--- start of AVAILABLE RECORDS ---

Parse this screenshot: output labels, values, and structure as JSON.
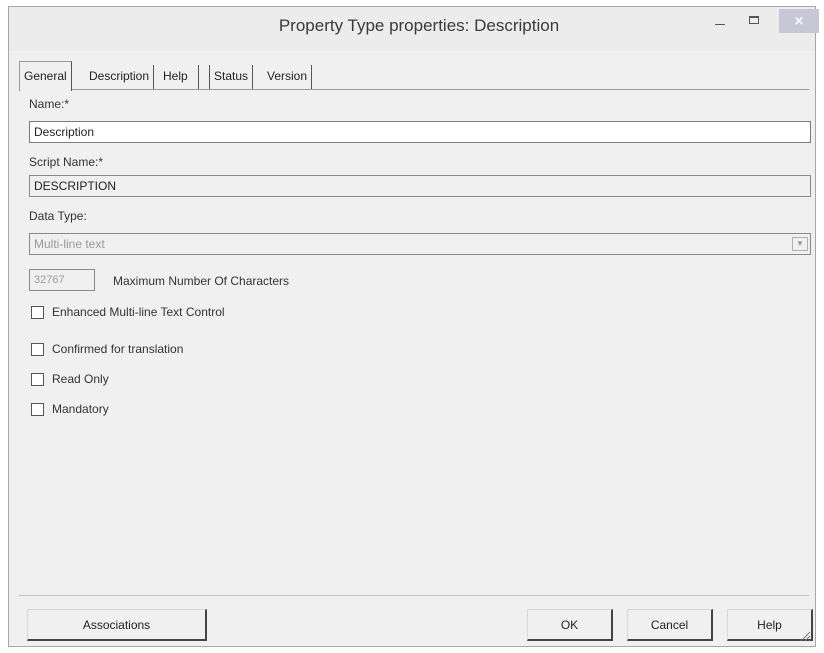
{
  "window": {
    "title": "Property Type properties: Description",
    "close_glyph": "×"
  },
  "tabs": [
    {
      "label": "General",
      "active": true
    },
    {
      "label": "Description",
      "active": false
    },
    {
      "label": "Help",
      "active": false
    },
    {
      "label": "Status",
      "active": false
    },
    {
      "label": "Version",
      "active": false
    }
  ],
  "general": {
    "name_label": "Name:*",
    "name_value": "Description",
    "script_name_label": "Script Name:*",
    "script_name_value": "DESCRIPTION",
    "data_type_label": "Data Type:",
    "data_type_value": "Multi-line text",
    "max_chars_value": "32767",
    "max_chars_label": "Maximum Number Of Characters",
    "checkboxes": [
      {
        "label": "Enhanced Multi-line Text Control",
        "checked": false
      },
      {
        "label": "Confirmed for translation",
        "checked": false
      },
      {
        "label": "Read Only",
        "checked": false
      },
      {
        "label": "Mandatory",
        "checked": false
      }
    ]
  },
  "buttons": {
    "associations": "Associations",
    "ok": "OK",
    "cancel": "Cancel",
    "help": "Help"
  },
  "colors": {
    "window_bg": "#f0f0f0",
    "disabled_text": "#999999",
    "close_button": "#c7c7d6"
  }
}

--- end of AVAILABLE RECORDS ---

STATED GOAL ::
Go through the listing above and write it out again exactly, dropping the pictures.

TASK SOLUTION ::
Parse this screenshot: output labels, values, and structure as JSON.
{
  "window": {
    "title": "Property Type properties: Description",
    "close_glyph": "×"
  },
  "tabs": [
    {
      "label": "General",
      "active": true
    },
    {
      "label": "Description",
      "active": false
    },
    {
      "label": "Help",
      "active": false
    },
    {
      "label": "Status",
      "active": false
    },
    {
      "label": "Version",
      "active": false
    }
  ],
  "general": {
    "name_label": "Name:*",
    "name_value": "Description",
    "script_name_label": "Script Name:*",
    "script_name_value": "DESCRIPTION",
    "data_type_label": "Data Type:",
    "data_type_value": "Multi-line text",
    "max_chars_value": "32767",
    "max_chars_label": "Maximum Number Of Characters",
    "checkboxes": [
      {
        "label": "Enhanced Multi-line Text Control",
        "checked": false
      },
      {
        "label": "Confirmed for translation",
        "checked": false
      },
      {
        "label": "Read Only",
        "checked": false
      },
      {
        "label": "Mandatory",
        "checked": false
      }
    ]
  },
  "buttons": {
    "associations": "Associations",
    "ok": "OK",
    "cancel": "Cancel",
    "help": "Help"
  },
  "colors": {
    "window_bg": "#f0f0f0",
    "disabled_text": "#999999",
    "close_button": "#c7c7d6"
  }
}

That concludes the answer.